_What is expected_
Leaving out the pictures, retype all the material exactly.

[Raw records]
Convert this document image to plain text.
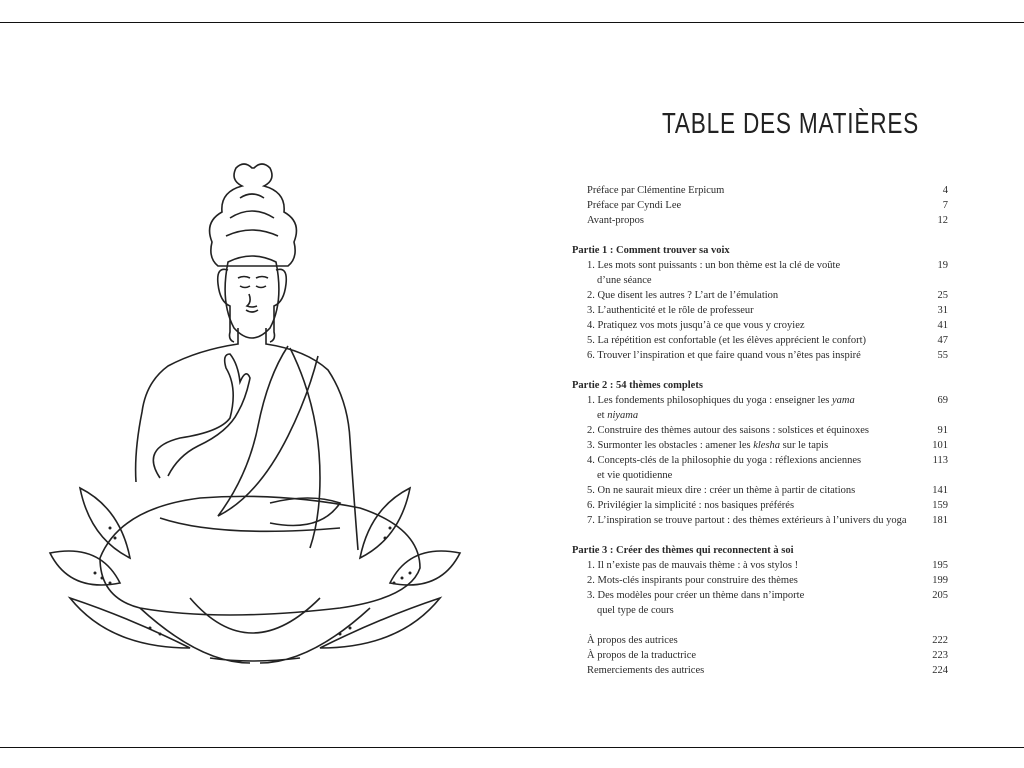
TABLE DES MATIÈRES
Préface par Clémentine Erpicum	4
Préface par Cyndi Lee	7
Avant-propos	12
Partie 1 : Comment trouver sa voix
1. Les mots sont puissants : un bon thème est la clé de voûte	19
d’une séance
2. Que disent les autres ? L’art de l’émulation	25
3. L’authenticité et le rôle de professeur	31
4. Pratiquez vos mots jusqu’à ce que vous y croyiez	41
5. La répétition est confortable (et les élèves apprécient le confort)	47
6. Trouver l’inspiration et que faire quand vous n’êtes pas inspiré	55
Partie 2 : 54 thèmes complets
1. Les fondements philosophiques du yoga : enseigner les yama	69
et niyama
2. Construire des thèmes autour des saisons : solstices et équinoxes	91
3. Surmonter les obstacles : amener les klesha sur le tapis	101
4. Concepts-clés de la philosophie du yoga : réflexions anciennes	113
et vie quotidienne
5. On ne saurait mieux dire : créer un thème à partir de citations	141
6. Privilégier la simplicité : nos basiques préférés	159
7. L’inspiration se trouve partout : des thèmes extérieurs à l’univers du yoga	181
Partie 3 : Créer des thèmes qui reconnectent à soi
1. Il n’existe pas de mauvais thème : à vos stylos !	195
2. Mots-clés inspirants pour construire des thèmes	199
3. Des modèles pour créer un thème dans n’importe	205
quel type de cours
À propos des autrices	222
À propos de la traductrice	223
Remerciements des autrices	224
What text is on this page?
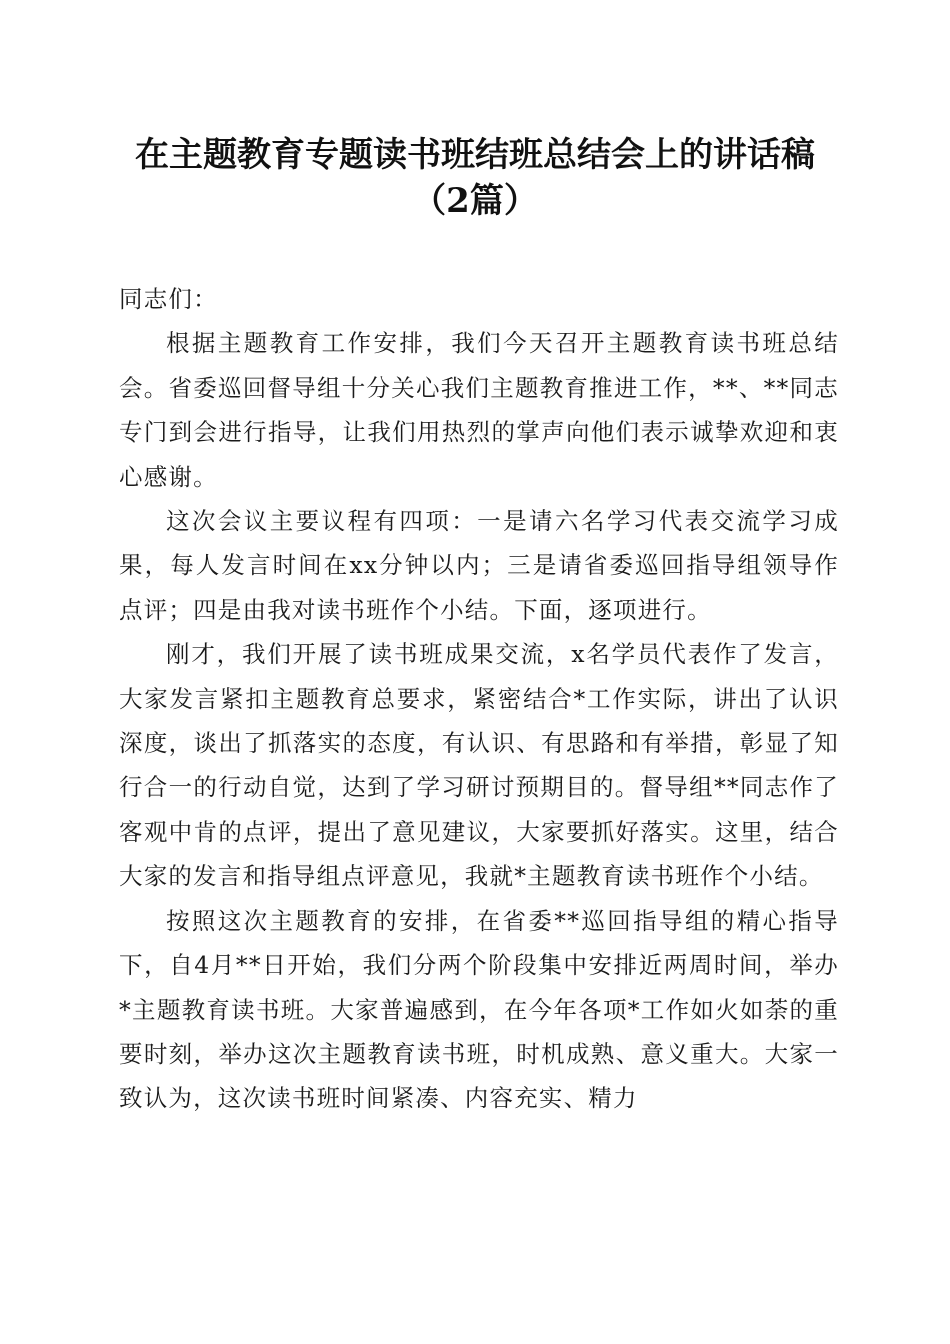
在主题教育专题读书班结班总结会上的讲话稿

（2篇）

同志们：

根据主题教育工作安排，我们今天召开主题教育读书班总结会。省委巡回督导组十分关心我们主题教育推进工作，**、**同志专门到会进行指导，让我们用热烈的掌声向他们表示诚挚欢迎和衷心感谢。

这次会议主要议程有四项：一是请六名学习代表交流学习成果，每人发言时间在xx分钟以内；三是请省委巡回指导组领导作点评；四是由我对读书班作个小结。下面，逐项进行。

刚才，我们开展了读书班成果交流，x名学员代表作了发言，大家发言紧扣主题教育总要求，紧密结合*工作实际，讲出了认识深度，谈出了抓落实的态度，有认识、有思路和有举措，彰显了知行合一的行动自觉，达到了学习研讨预期目的。督导组**同志作了客观中肯的点评，提出了意见建议，大家要抓好落实。这里，结合大家的发言和指导组点评意见，我就*主题教育读书班作个小结。

按照这次主题教育的安排，在省委**巡回指导组的精心指导下，自4月**日开始，我们分两个阶段集中安排近两周时间，举办*主题教育读书班。大家普遍感到，在今年各项*工作如火如荼的重要时刻，举办这次主题教育读书班，时机成熟、意义重大。大家一致认为，这次读书班时间紧凑、内容充实、精力
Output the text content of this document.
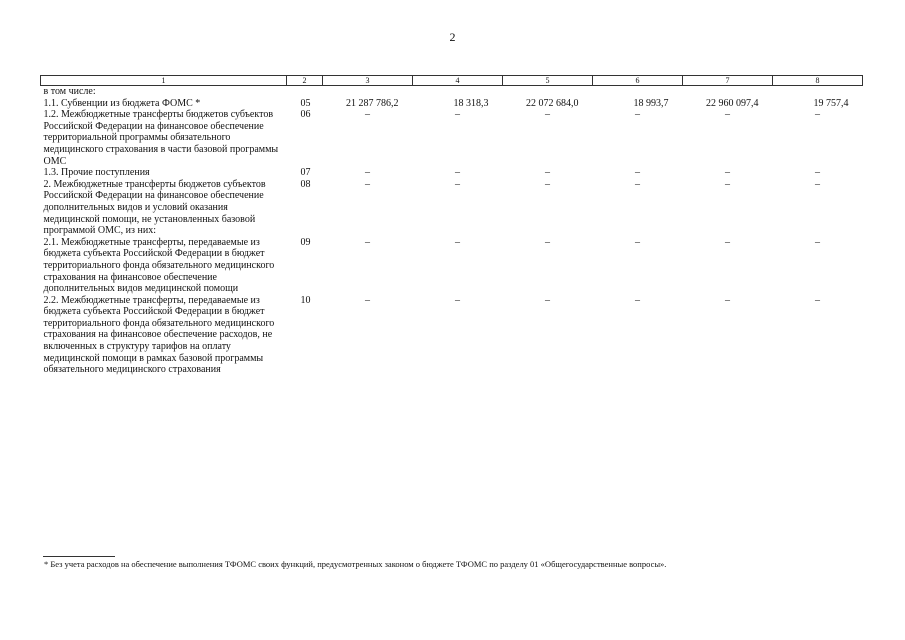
2
1	2	3	4	5	6	7	8
в том числе:							
1.1. Субвенции из бюджета ФОМС *	05	21 287 786,2	18 318,3	22 072 684,0	18 993,7	22 960 097,4	19 757,4
1.2. Межбюджетные трансферты бюджетов субъектов Российской Федерации на финансовое обеспечение территориальной программы обязательного медицинского страхования в части базовой программы ОМС	06	–	–	–	–	–	–
1.3. Прочие поступления	07	–	–	–	–	–	–
2. Межбюджетные трансферты бюджетов субъектов Российской Федерации на финансовое обеспечение дополнительных видов и условий оказания медицинской помощи, не установленных базовой программой ОМС, из них:	08	–	–	–	–	–	–
2.1. Межбюджетные трансферты, передаваемые из бюджета субъекта Российской Федерации в бюджет территориального фонда обязательного медицинского страхования на финансовое обеспечение дополнительных видов медицинской помощи	09	–	–	–	–	–	–
2.2. Межбюджетные трансферты, передаваемые из бюджета субъекта Российской Федерации в бюджет территориального фонда обязательного медицинского страхования на финансовое обеспечение расходов, не включенных в структуру тарифов на оплату медицинской помощи в рамках базовой программы обязательного медицинского страхования	10	–	–	–	–	–	–
* Без учета расходов на обеспечение выполнения ТФОМС своих функций, предусмотренных законом о бюджете ТФОМС по разделу 01 «Общегосударственные вопросы».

_Response to the task_
Convert this document image to plain text.
TABLE DES MATIÈRES
Préface par Clémentine Erpicum	4
Préface par Cyndi Lee	7
Avant-propos	12
Partie 1 : Comment trouver sa voix
1. Les mots sont puissants : un bon thème est la clé de voûte	19
d’une séance
2. Que disent les autres ? L’art de l’émulation	25
3. L’authenticité et le rôle de professeur	31
4. Pratiquez vos mots jusqu’à ce que vous y croyiez	41
5. La répétition est confortable (et les élèves apprécient le confort)	47
6. Trouver l’inspiration et que faire quand vous n’êtes pas inspiré	55
Partie 2 : 54 thèmes complets
1. Les fondements philosophiques du yoga : enseigner les yama	69
et niyama
2. Construire des thèmes autour des saisons : solstices et équinoxes	91
3. Surmonter les obstacles : amener les klesha sur le tapis	101
4. Concepts-clés de la philosophie du yoga : réflexions anciennes	113
et vie quotidienne
5. On ne saurait mieux dire : créer un thème à partir de citations	141
6. Privilégier la simplicité : nos basiques préférés	159
7. L’inspiration se trouve partout : des thèmes extérieurs à l’univers du yoga	181
Partie 3 : Créer des thèmes qui reconnectent à soi
1. Il n’existe pas de mauvais thème : à vos stylos !	195
2. Mots-clés inspirants pour construire des thèmes	199
3. Des modèles pour créer un thème dans n’importe	205
quel type de cours
À propos des autrices	222
À propos de la traductrice	223
Remerciements des autrices	224
What text is on this page?
在主题教育专题读书班结班总结会上的讲话稿

（2篇）

同志们：

根据主题教育工作安排，我们今天召开主题教育读书班总结会。省委巡回督导组十分关心我们主题教育推进工作，**、**同志专门到会进行指导，让我们用热烈的掌声向他们表示诚挚欢迎和衷心感谢。

这次会议主要议程有四项：一是请六名学习代表交流学习成果，每人发言时间在xx分钟以内；三是请省委巡回指导组领导作点评；四是由我对读书班作个小结。下面，逐项进行。

刚才，我们开展了读书班成果交流，x名学员代表作了发言，大家发言紧扣主题教育总要求，紧密结合*工作实际，讲出了认识深度，谈出了抓落实的态度，有认识、有思路和有举措，彰显了知行合一的行动自觉，达到了学习研讨预期目的。督导组**同志作了客观中肯的点评，提出了意见建议，大家要抓好落实。这里，结合大家的发言和指导组点评意见，我就*主题教育读书班作个小结。

按照这次主题教育的安排，在省委**巡回指导组的精心指导下，自4月**日开始，我们分两个阶段集中安排近两周时间，举办*主题教育读书班。大家普遍感到，在今年各项*工作如火如荼的重要时刻，举办这次主题教育读书班，时机成熟、意义重大。大家一致认为，这次读书班时间紧凑、内容充实、精力
Output the text content of this document.
2
1	2	3	4	5	6	7	8
в том числе:							
1.1. Субвенции из бюджета ФОМС *	05	21 287 786,2	18 318,3	22 072 684,0	18 993,7	22 960 097,4	19 757,4
1.2. Межбюджетные трансферты бюджетов субъектов Российской Федерации на финансовое обеспечение территориальной программы обязательного медицинского страхования в части базовой программы ОМС	06	–	–	–	–	–	–
1.3. Прочие поступления	07	–	–	–	–	–	–
2. Межбюджетные трансферты бюджетов субъектов Российской Федерации на финансовое обеспечение дополнительных видов и условий оказания медицинской помощи, не установленных базовой программой ОМС, из них:	08	–	–	–	–	–	–
2.1. Межбюджетные трансферты, передаваемые из бюджета субъекта Российской Федерации в бюджет территориального фонда обязательного медицинского страхования на финансовое обеспечение дополнительных видов медицинской помощи	09	–	–	–	–	–	–
2.2. Межбюджетные трансферты, передаваемые из бюджета субъекта Российской Федерации в бюджет территориального фонда обязательного медицинского страхования на финансовое обеспечение расходов, не включенных в структуру тарифов на оплату медицинской помощи в рамках базовой программы обязательного медицинского страхования	10	–	–	–	–	–	–
* Без учета расходов на обеспечение выполнения ТФОМС своих функций, предусмотренных законом о бюджете ТФОМС по разделу 01 «Общегосударственные вопросы».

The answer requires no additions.